During my pregnancy, I had HG. DD is a month old now and I weigh over 10kg less than when she was conceived. DD is EBF and has suspected allergies so, because she wasn't gaining weight from being sick, the GP advised that I cut out certain foods. The vomiting has stopped and she's now back on track weight-wise. I have a crazy over supply of milk and I'm expressing twice as much as she needs.

But I feel so sad - and my stomach hurts and I feel dizzy. But, I can't eat any of the foods that I want to eat, so even if I eat, I'm still "hungry". I can't see much point in eating at all. So, I can't determine if this is PND or just my issues with food combined with a lack of sleep and burning a bunch of calories when breastfeeding. I'm missing the majority of PND symptoms (I'm not struggling to bond with DD and I adore her, no insomnia, no panic attacks, no thoughts of harming myself or DD etc) - just intense sadness and hunger.

Anyone have PND or emotional issues with food who can relate to any of this? Or is this just normal hunger from breastfeeding and not eating enough?

OP posts:
NeverDropYourMooncup · 27/08/2022 14:55

OK, that's essentially eating like you're celiac and with damage to the part of your gut that digests lactose + a cows milk protein allergy. I have to do that.

And having to do that is a huge change that leaves you wanting things you used to have - whilst also making it incredibly easy to lose weight whether you want to or not, as it automatically eliminates 98% of food in the supermarket (less in the Co op as they tend to use GF ingredients in their non breadcrumbed items such as sausages and burgers).

First of all, gluten free pasta is brilliant. The Garafaolo ones that contain corn, brown rice and quinoa are the closest of all IMO. They're also very readily available, followed by own brands and Barilla/De Cecco (the latter being my favourites).

Schar pizza bases are the most like a thin and crispy, but it is true that bread products are nowhere near as good because the trick is balancing different GF ingredients to get a similar structure and taste - although the Warburtons Tiger and Sourdough Farmhouse are a very close approximation.

For dairy, it's a bit harder. Some of the cheese substitutes are OK - the Violife blue cheese one doesn't look right, but the taste is spot on and the feta is pretty close; but the period of not having them is key to appreciating them the most.

If it turns out to be more a cow's milk protein thing than lactose, then that'll open your world up a lot, as there will be goat and ewe's milk cheeses, yoghurt and milk available. The advantage of it if it's lactose related is a) you could have lactase tablets or b) concentrate upon lactofree or inherently low lactose items such as hard cheese and yoghurt.

Leeks are interestingly, high in Magnesium, Copper and Potassium. So is chocolate. And there's a lot of potassium in Quavers and magnesium in Feta. So craving those things isn't really as random as might appear at first. Check your multivitamins to see if they contain Mg, Cu and K; odds are that they won't and certainly not in appropriate doses for somebody who was malnourished from HG and is now BF a child.

It absolutely makes sense that you're losing weight and feeling sad and like crap. It's a massive adjustment and not anything like an ED or weird relationship with food.

There are GF and DF puffed snacks in the Free From aisles. There are vegan Sheeze flavoured GF crisps. There's pasta. There's chocolate orange flavoured snack bars. You can make chicken balls yourself from a batter made with corn/rice/GF flour and cold water. If you get Tamari, you have soy sauce as it used to be made without the sodding wheat.

Yes, you've lost some things that were easy at present - if/when you decide to end BF, you can go back to them or you might find that you actually feel better for it as you are - but that doesn't mean you have to be hungry and sad. Rice gives you a good carb supply and is cheaper than always going for the GF subs. Potatoes, too.

You're not weird. You're hungry, still not getting everything you need and not quite into the swing of adapting meals into what you are able to eat.

FavouriteDogMug · 27/08/2022 15:10

Would you be able to eat the things you are craving if you were not bfing? If so I think you might need to think about stopping. With all these mental and physical problems you probably should do everything you can to take care of yourself.

Data extract —

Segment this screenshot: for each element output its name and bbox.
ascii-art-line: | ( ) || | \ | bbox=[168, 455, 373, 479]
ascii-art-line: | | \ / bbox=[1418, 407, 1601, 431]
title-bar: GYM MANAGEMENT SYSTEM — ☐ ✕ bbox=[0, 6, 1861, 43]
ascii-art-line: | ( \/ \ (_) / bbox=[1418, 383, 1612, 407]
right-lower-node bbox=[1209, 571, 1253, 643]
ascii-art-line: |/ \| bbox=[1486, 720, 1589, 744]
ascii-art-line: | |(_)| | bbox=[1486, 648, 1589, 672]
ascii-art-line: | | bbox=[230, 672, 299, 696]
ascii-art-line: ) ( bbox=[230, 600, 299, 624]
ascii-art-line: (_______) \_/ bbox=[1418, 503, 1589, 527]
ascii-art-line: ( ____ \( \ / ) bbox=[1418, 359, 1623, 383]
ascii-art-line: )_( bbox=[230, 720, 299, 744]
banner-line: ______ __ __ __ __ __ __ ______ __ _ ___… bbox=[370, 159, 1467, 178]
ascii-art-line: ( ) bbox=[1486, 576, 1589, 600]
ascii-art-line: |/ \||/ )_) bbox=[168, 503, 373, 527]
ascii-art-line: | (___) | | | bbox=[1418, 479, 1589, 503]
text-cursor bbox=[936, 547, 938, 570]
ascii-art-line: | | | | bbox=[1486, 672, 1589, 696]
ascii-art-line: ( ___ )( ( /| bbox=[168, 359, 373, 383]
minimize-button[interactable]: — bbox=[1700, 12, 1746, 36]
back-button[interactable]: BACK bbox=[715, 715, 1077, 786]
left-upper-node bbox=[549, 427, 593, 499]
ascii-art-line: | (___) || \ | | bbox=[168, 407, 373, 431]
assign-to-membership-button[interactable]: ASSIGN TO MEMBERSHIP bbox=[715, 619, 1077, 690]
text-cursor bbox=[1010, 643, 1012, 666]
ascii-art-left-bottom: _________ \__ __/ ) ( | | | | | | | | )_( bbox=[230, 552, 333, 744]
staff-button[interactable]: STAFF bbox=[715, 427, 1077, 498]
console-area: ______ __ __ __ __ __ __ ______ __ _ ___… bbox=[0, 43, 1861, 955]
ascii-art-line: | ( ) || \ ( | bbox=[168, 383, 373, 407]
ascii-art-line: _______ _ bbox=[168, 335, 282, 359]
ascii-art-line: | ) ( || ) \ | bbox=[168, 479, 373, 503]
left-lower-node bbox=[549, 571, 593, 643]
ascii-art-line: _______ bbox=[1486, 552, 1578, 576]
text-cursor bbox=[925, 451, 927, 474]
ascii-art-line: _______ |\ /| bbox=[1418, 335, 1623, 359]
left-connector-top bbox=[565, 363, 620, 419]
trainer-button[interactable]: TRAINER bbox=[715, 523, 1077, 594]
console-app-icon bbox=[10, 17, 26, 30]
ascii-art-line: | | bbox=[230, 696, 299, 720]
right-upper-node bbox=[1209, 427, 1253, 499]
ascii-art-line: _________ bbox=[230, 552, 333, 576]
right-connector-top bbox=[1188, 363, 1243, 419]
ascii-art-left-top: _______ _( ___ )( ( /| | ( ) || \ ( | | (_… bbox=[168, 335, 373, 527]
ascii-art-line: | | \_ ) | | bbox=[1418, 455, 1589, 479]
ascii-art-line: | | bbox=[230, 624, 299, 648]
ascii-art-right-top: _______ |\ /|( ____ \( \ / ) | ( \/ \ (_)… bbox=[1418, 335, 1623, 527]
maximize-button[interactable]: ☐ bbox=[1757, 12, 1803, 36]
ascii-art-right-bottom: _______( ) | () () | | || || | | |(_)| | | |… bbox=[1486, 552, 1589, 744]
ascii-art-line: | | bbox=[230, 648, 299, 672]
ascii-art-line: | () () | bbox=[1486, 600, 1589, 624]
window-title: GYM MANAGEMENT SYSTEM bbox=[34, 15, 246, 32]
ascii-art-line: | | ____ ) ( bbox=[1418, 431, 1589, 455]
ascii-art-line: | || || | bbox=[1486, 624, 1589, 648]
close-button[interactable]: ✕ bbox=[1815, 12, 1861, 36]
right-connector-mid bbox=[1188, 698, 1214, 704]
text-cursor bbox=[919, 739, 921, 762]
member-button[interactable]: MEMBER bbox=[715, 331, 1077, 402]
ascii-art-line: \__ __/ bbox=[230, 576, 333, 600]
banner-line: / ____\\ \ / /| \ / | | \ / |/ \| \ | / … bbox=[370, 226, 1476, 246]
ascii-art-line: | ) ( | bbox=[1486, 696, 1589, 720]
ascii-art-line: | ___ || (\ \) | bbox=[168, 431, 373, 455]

Required work —
a – For each statement, say yes or no depending on whether it agrees with the forum thread, and quote the words that decide it. (i) The poster is expressing twice as much milk as her baby needs. (ii) The poster reports having insomnia. (iii) NeverDropYourMooncup says the Violife blue cheese substitute looks right but tastes off.
b – Turn the paragraph of the forum thread that begins "There are GF and DF puffed snacks" into a bulleted list, keeping its main facts.
c – Retype the forum thread's text between "During my pregnancy, I" and "as she needs.", inclusive.
The items are separate material from the forum thread.

Answers by task —
a –
(i) Yes: "I'm expressing twice as much as she needs."
(ii) No: "no insomnia"
(iii) No: "the Violife blue cheese one doesn't look right, but the taste is spot on"

b –
- Gluten-free and dairy-free puffed snacks in the Free From aisles
- Vegan Sheeze-flavored gluten-free crisps
- Pasta
- Chocolate orange-flavored snack bars
- Homemade chicken balls with a batter of corn, rice or gluten-free flour and cold water
- Tamari, which is soy sauce made without wheat, as it used to be

c –
During my pregnancy, I had HG. DD is a month old now and I weigh over 10kg less than when she was conceived. DD is EBF and has suspected allergies so, because she wasn't gaining weight from being sick, the GP advised that I cut out certain foods. The vomiting has stopped and she's now back on track weight-wise. I have a crazy over supply of milk and I'm expressing twice as much as she needs.